* [Provided records]:

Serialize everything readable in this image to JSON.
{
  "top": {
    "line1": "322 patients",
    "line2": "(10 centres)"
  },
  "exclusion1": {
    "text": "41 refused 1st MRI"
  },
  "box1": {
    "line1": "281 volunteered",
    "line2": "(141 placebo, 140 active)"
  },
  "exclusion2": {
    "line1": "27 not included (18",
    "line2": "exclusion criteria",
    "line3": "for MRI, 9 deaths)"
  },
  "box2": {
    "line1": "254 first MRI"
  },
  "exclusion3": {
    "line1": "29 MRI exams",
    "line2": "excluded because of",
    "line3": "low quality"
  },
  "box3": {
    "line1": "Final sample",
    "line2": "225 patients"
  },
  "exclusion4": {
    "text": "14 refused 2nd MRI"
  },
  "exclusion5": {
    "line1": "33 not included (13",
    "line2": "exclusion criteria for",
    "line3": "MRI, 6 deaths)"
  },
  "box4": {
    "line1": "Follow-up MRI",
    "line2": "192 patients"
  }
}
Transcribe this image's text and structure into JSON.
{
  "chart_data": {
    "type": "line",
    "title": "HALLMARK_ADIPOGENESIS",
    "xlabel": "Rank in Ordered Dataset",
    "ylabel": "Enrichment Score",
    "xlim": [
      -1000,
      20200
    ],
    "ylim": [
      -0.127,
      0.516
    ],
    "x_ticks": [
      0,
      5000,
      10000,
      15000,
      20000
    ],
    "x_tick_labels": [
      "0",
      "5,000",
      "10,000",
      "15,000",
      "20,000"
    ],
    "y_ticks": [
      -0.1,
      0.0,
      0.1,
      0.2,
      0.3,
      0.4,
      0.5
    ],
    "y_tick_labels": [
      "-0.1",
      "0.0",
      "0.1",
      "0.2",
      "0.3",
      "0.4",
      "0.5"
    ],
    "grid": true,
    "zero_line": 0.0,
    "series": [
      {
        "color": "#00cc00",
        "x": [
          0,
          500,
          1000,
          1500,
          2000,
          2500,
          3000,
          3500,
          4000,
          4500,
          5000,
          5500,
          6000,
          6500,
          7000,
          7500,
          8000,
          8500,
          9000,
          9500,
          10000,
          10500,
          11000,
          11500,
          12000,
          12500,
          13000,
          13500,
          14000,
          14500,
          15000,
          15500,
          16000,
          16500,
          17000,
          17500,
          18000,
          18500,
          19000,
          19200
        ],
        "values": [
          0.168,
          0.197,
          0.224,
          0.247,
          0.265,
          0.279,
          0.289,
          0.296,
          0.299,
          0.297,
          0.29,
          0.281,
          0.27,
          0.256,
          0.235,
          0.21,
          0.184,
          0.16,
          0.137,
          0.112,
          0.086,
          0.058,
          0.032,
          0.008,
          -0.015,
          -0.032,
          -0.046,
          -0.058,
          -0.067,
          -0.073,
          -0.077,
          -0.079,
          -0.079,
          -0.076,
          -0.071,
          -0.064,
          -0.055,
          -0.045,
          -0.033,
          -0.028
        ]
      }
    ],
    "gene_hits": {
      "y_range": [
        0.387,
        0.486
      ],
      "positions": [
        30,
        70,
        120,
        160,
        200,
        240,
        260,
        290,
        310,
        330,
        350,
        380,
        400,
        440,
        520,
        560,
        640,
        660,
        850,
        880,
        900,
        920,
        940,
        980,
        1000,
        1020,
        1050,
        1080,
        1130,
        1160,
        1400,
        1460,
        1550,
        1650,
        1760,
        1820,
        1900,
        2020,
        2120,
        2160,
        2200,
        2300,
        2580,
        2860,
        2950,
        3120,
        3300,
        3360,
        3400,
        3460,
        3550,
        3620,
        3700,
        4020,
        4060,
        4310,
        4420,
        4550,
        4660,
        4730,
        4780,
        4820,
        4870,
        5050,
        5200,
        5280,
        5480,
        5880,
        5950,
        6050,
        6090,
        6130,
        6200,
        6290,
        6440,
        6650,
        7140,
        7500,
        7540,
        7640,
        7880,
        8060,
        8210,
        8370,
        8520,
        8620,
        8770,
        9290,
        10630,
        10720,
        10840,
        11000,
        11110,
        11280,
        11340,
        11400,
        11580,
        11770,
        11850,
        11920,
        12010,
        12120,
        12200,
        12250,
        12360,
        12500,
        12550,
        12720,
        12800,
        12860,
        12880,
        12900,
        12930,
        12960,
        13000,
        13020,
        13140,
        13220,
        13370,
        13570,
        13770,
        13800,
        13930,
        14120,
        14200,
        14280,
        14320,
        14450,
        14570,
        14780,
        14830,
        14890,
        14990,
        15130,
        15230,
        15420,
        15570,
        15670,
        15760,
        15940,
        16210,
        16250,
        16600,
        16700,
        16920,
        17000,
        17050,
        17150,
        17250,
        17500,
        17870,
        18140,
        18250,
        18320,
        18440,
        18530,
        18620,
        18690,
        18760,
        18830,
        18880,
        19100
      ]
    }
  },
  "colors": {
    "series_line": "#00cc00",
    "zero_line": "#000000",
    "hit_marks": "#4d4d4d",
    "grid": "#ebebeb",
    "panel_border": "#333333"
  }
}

* [What is needed]:
Of all the lines in the entries, count those with the string "this", and report only that number.

* [Answer space]:
2